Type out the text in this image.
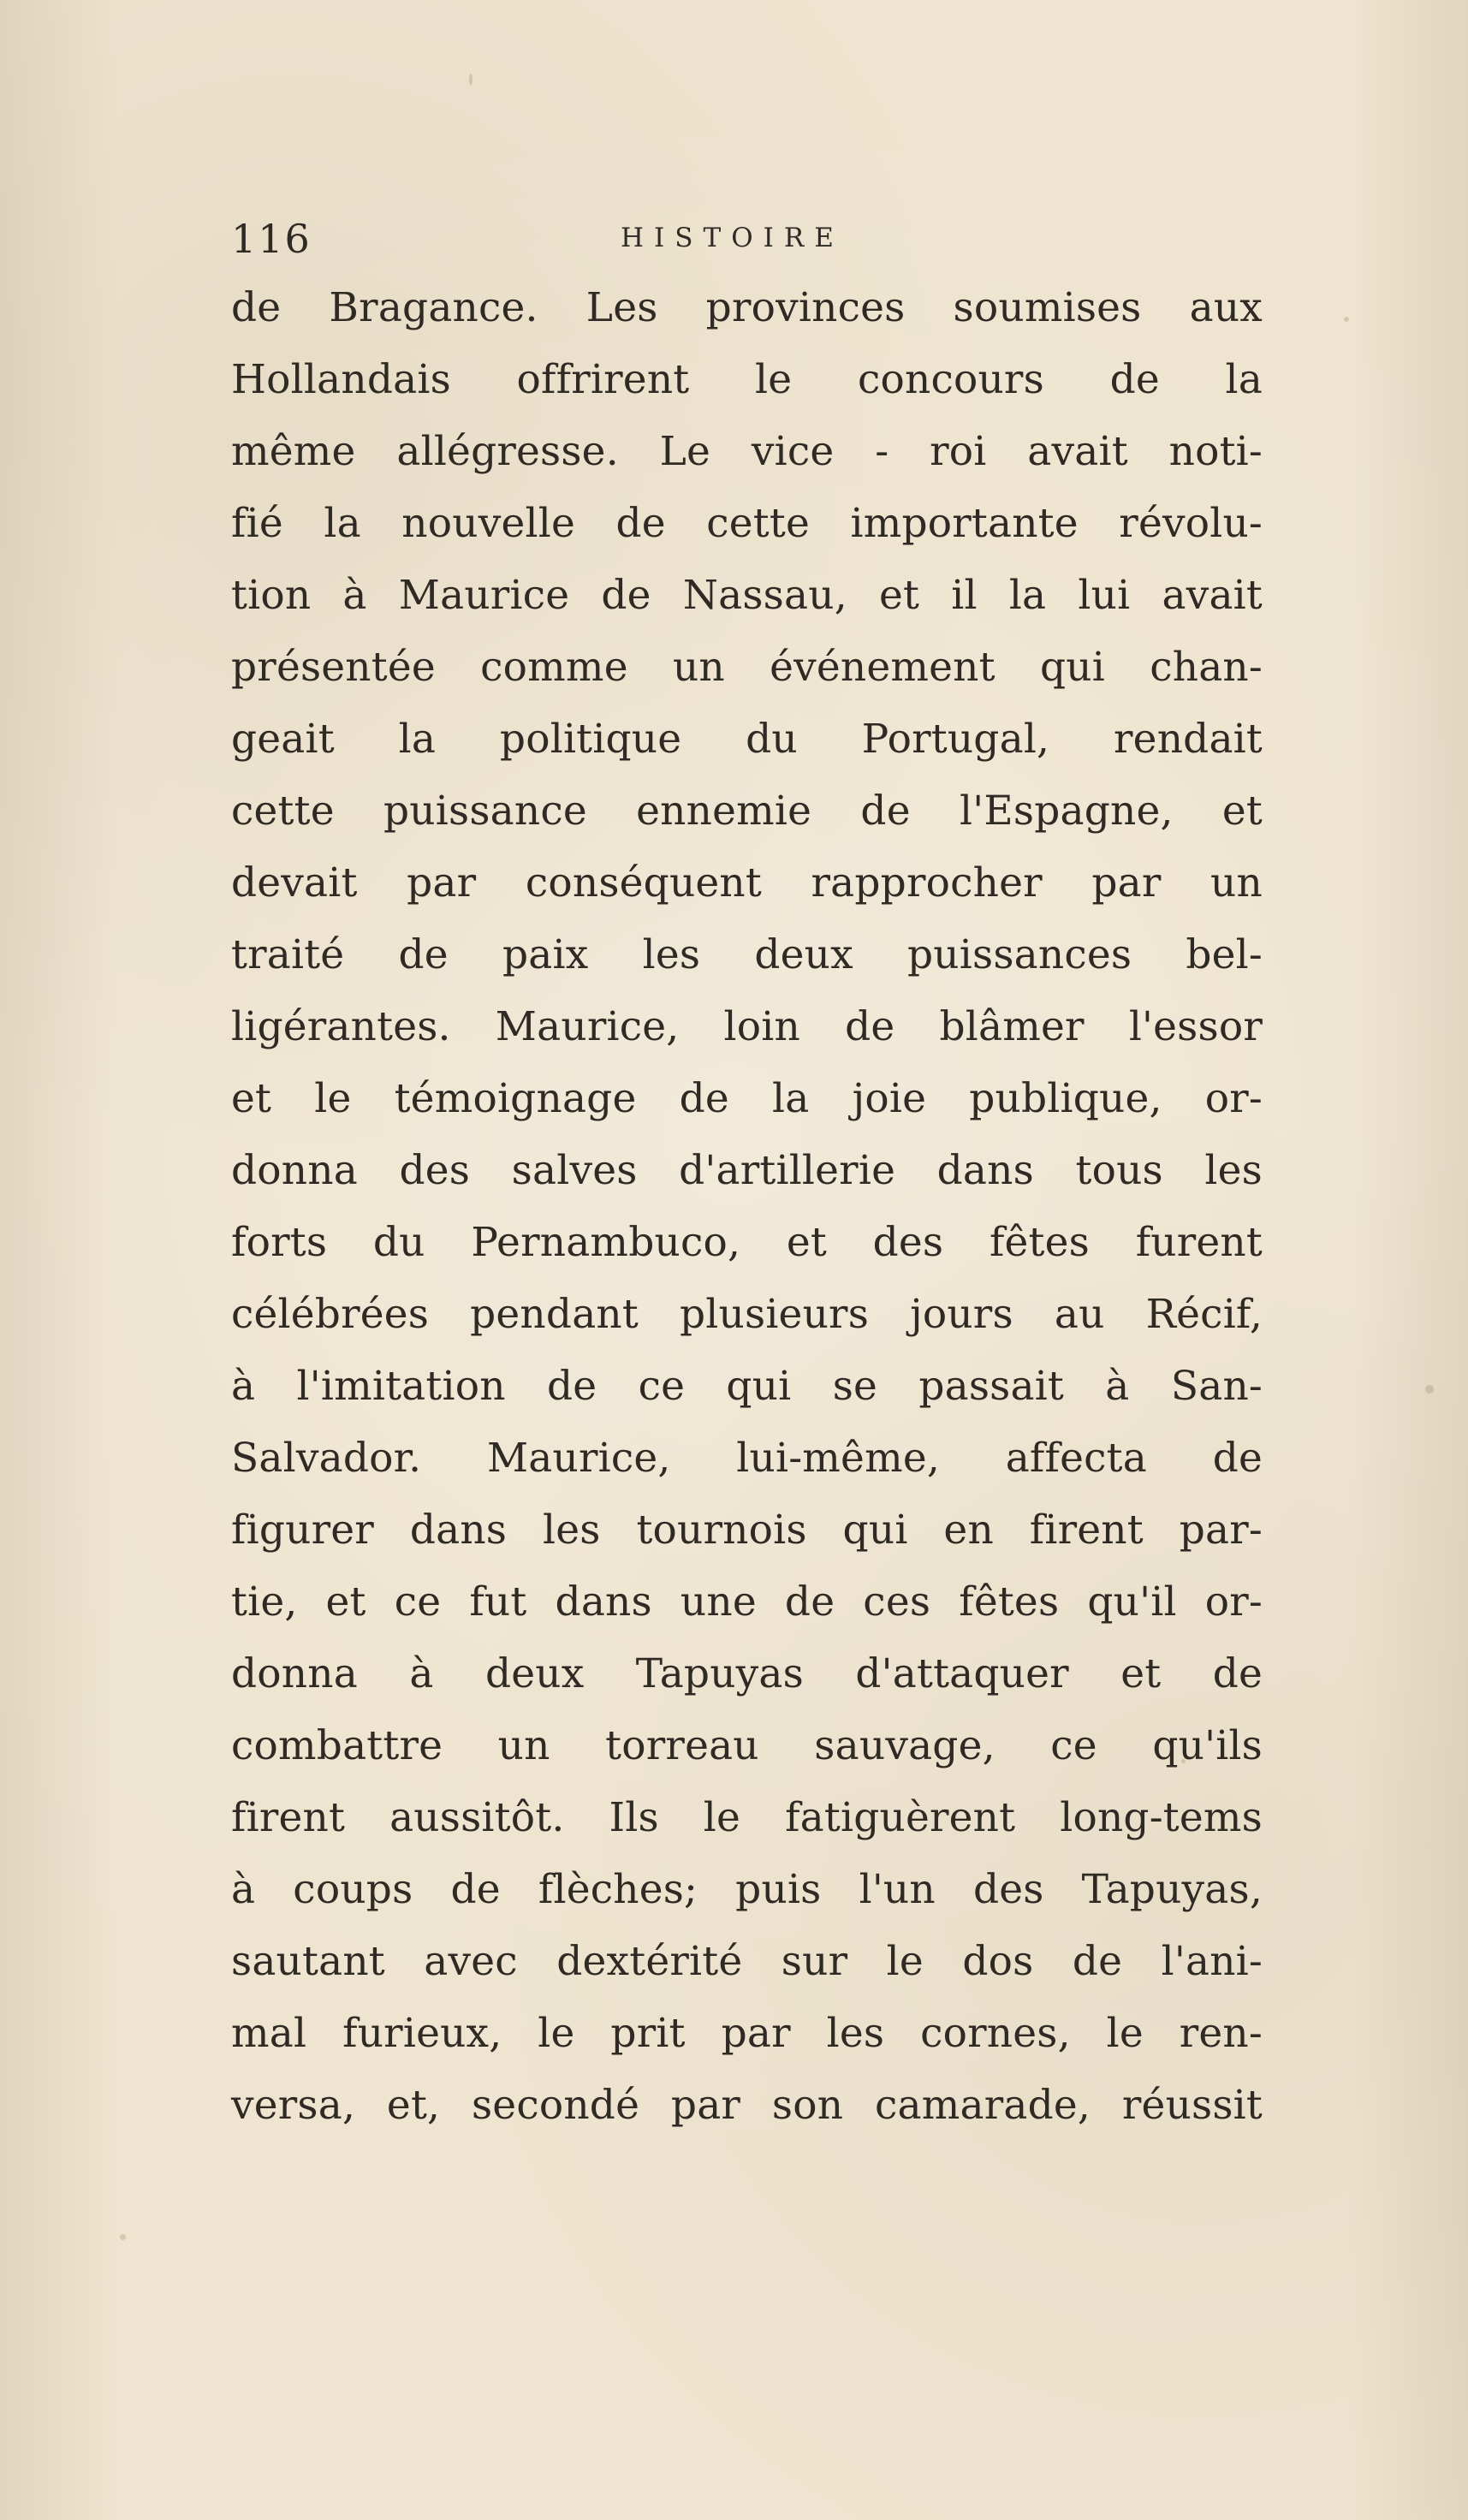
116	HISTOIRE
de Bragance. Les provinces soumises aux
Hollandais offrirent le concours de la
même allégresse. Le vice - roi avait noti-
fié la nouvelle de cette importante révolu-
tion à Maurice de Nassau, et il la lui avait
présentée comme un événement qui chan-
geait la politique du Portugal, rendait
cette puissance ennemie de l'Espagne, et
devait par conséquent rapprocher par un
traité de paix les deux puissances bel-
ligérantes. Maurice, loin de blâmer l'essor
et le témoignage de la joie publique, or-
donna des salves d'artillerie dans tous les
forts du Pernambuco, et des fêtes furent
célébrées pendant plusieurs jours au Récif,
à l'imitation de ce qui se passait à San-
Salvador. Maurice, lui-même, affecta de
figurer dans les tournois qui en firent par-
tie, et ce fut dans une de ces fêtes qu'il or-
donna à deux Tapuyas d'attaquer et de
combattre un torreau sauvage, ce qu'ils
firent aussitôt. Ils le fatiguèrent long-tems
à coups de flèches; puis l'un des Tapuyas,
sautant avec dextérité sur le dos de l'ani-
mal furieux, le prit par les cornes, le ren-
versa, et, secondé par son camarade, réussit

────────────────

### Directive
Find each line holding "deux". Copy it out.

### Finished exercise
traité de paix les deux puissances bel-
donna à deux Tapuyas d'attaquer et de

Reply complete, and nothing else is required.